■ What to do
Every line of the material is to be repeated exactly as it stands.

(Structured figure records)
= = = = =

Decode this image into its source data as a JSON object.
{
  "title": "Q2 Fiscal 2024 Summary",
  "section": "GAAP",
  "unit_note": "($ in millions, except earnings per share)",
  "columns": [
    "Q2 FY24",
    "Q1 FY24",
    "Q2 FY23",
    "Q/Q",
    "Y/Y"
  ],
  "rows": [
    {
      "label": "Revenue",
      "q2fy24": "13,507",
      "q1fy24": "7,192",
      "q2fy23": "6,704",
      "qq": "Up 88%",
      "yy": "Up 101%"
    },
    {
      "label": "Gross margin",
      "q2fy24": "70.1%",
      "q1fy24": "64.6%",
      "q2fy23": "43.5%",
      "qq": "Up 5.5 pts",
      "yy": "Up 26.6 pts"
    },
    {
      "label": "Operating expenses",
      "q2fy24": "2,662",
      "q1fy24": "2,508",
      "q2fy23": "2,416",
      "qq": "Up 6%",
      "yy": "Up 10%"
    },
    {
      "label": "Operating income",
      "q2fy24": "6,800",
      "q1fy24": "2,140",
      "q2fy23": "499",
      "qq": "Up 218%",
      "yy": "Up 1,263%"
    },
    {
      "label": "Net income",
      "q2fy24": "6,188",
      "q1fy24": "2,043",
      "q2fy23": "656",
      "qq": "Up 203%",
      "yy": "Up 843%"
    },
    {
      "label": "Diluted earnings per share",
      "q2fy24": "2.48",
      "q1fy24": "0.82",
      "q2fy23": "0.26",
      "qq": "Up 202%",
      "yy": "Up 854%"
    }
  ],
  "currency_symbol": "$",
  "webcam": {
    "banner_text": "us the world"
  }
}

= = = = =

■ Result
Decode this image into its source data as a JSON object.
{
  "title": "Q2 Fiscal 2024 Summary",
  "section": "GAAP",
  "unit_note": "($ in millions, except earnings per share)",
  "columns": [
    "Q2 FY24",
    "Q1 FY24",
    "Q2 FY23",
    "Q/Q",
    "Y/Y"
  ],
  "rows": [
    {
      "label": "Revenue",
      "q2fy24": "13,507",
      "q1fy24": "7,192",
      "q2fy23": "6,704",
      "qq": "Up 88%",
      "yy": "Up 101%"
    },
    {
      "label": "Gross margin",
      "q2fy24": "70.1%",
      "q1fy24": "64.6%",
      "q2fy23": "43.5%",
      "qq": "Up 5.5 pts",
      "yy": "Up 26.6 pts"
    },
    {
      "label": "Operating expenses",
      "q2fy24": "2,662",
      "q1fy24": "2,508",
      "q2fy23": "2,416",
      "qq": "Up 6%",
      "yy": "Up 10%"
    },
    {
      "label": "Operating income",
      "q2fy24": "6,800",
      "q1fy24": "2,140",
      "q2fy23": "499",
      "qq": "Up 218%",
      "yy": "Up 1,263%"
    },
    {
      "label": "Net income",
      "q2fy24": "6,188",
      "q1fy24": "2,043",
      "q2fy23": "656",
      "qq": "Up 203%",
      "yy": "Up 843%"
    },
    {
      "label": "Diluted earnings per share",
      "q2fy24": "2.48",
      "q1fy24": "0.82",
      "q2fy23": "0.26",
      "qq": "Up 202%",
      "yy": "Up 854%"
    }
  ],
  "currency_symbol": "$",
  "webcam": {
    "banner_text": "us the world"
  }
}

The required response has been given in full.